Exactly reproduce each record listed below.
■ ■ ■ ■ ■ ■ ■
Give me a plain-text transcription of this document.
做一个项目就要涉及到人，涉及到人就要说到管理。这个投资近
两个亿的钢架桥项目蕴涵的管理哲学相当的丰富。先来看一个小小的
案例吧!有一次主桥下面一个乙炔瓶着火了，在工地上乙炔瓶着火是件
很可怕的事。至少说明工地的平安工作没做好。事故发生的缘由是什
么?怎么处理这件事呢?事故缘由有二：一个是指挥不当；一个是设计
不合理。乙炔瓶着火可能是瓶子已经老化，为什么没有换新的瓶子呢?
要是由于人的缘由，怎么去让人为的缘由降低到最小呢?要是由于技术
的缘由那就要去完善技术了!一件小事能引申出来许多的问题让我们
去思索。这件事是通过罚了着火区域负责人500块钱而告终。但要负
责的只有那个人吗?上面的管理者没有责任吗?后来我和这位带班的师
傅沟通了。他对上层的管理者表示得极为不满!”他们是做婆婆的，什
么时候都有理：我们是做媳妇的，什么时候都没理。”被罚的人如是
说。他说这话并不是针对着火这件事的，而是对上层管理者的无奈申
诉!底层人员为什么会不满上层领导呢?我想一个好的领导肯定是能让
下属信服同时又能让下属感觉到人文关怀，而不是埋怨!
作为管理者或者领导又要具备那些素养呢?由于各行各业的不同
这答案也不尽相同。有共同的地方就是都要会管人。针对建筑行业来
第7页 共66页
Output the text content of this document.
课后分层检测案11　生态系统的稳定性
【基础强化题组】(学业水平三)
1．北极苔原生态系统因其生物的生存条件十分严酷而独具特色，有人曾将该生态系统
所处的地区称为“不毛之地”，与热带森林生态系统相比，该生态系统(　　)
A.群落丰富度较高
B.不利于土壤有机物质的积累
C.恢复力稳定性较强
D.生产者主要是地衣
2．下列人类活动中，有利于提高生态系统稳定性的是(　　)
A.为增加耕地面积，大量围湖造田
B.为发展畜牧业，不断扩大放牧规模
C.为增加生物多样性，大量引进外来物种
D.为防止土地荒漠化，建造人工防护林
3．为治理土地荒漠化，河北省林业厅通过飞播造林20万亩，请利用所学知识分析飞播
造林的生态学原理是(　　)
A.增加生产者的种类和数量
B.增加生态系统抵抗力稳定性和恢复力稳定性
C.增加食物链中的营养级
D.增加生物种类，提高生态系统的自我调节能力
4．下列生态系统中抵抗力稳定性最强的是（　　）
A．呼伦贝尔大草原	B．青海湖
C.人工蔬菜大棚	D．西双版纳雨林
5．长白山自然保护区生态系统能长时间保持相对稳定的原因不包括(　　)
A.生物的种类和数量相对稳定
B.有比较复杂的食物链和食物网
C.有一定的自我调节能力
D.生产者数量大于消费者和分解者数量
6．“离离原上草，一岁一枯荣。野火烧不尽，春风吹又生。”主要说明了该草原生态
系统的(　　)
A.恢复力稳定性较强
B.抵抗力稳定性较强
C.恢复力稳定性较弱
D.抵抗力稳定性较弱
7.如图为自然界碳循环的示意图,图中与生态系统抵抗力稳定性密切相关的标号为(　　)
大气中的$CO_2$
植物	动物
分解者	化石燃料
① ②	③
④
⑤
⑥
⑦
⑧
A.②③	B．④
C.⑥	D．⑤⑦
■ ■ ■ ■ ■ ■ ■
#### [PROBLEM SOLUTION]
Give me a plain-text transcription of this document.
做一个项目就要涉及到人，涉及到人就要说到管理。这个投资近
两个亿的钢架桥项目蕴涵的管理哲学相当的丰富。先来看一个小小的
案例吧!有一次主桥下面一个乙炔瓶着火了，在工地上乙炔瓶着火是件
很可怕的事。至少说明工地的平安工作没做好。事故发生的缘由是什
么?怎么处理这件事呢?事故缘由有二：一个是指挥不当；一个是设计
不合理。乙炔瓶着火可能是瓶子已经老化，为什么没有换新的瓶子呢?
要是由于人的缘由，怎么去让人为的缘由降低到最小呢?要是由于技术
的缘由那就要去完善技术了!一件小事能引申出来许多的问题让我们
去思索。这件事是通过罚了着火区域负责人500块钱而告终。但要负
责的只有那个人吗?上面的管理者没有责任吗?后来我和这位带班的师
傅沟通了。他对上层的管理者表示得极为不满!”他们是做婆婆的，什
么时候都有理：我们是做媳妇的，什么时候都没理。”被罚的人如是
说。他说这话并不是针对着火这件事的，而是对上层管理者的无奈申
诉!底层人员为什么会不满上层领导呢?我想一个好的领导肯定是能让
下属信服同时又能让下属感觉到人文关怀，而不是埋怨!
作为管理者或者领导又要具备那些素养呢?由于各行各业的不同
这答案也不尽相同。有共同的地方就是都要会管人。针对建筑行业来
第7页 共66页
Output the text content of this document.
课后分层检测案11　生态系统的稳定性
【基础强化题组】(学业水平三)
1．北极苔原生态系统因其生物的生存条件十分严酷而独具特色，有人曾将该生态系统
所处的地区称为“不毛之地”，与热带森林生态系统相比，该生态系统(　　)
A.群落丰富度较高
B.不利于土壤有机物质的积累
C.恢复力稳定性较强
D.生产者主要是地衣
2．下列人类活动中，有利于提高生态系统稳定性的是(　　)
A.为增加耕地面积，大量围湖造田
B.为发展畜牧业，不断扩大放牧规模
C.为增加生物多样性，大量引进外来物种
D.为防止土地荒漠化，建造人工防护林
3．为治理土地荒漠化，河北省林业厅通过飞播造林20万亩，请利用所学知识分析飞播
造林的生态学原理是(　　)
A.增加生产者的种类和数量
B.增加生态系统抵抗力稳定性和恢复力稳定性
C.增加食物链中的营养级
D.增加生物种类，提高生态系统的自我调节能力
4．下列生态系统中抵抗力稳定性最强的是（　　）
A．呼伦贝尔大草原	B．青海湖
C.人工蔬菜大棚	D．西双版纳雨林
5．长白山自然保护区生态系统能长时间保持相对稳定的原因不包括(　　)
A.生物的种类和数量相对稳定
B.有比较复杂的食物链和食物网
C.有一定的自我调节能力
D.生产者数量大于消费者和分解者数量
6．“离离原上草，一岁一枯荣。野火烧不尽，春风吹又生。”主要说明了该草原生态
系统的(　　)
A.恢复力稳定性较强
B.抵抗力稳定性较强
C.恢复力稳定性较弱
D.抵抗力稳定性较弱
7.如图为自然界碳循环的示意图,图中与生态系统抵抗力稳定性密切相关的标号为(　　)
大气中的$CO_2$
植物	动物
分解者	化石燃料
① ②	③
④
⑤
⑥
⑦
⑧
A.②③	B．④
C.⑥	D．⑤⑦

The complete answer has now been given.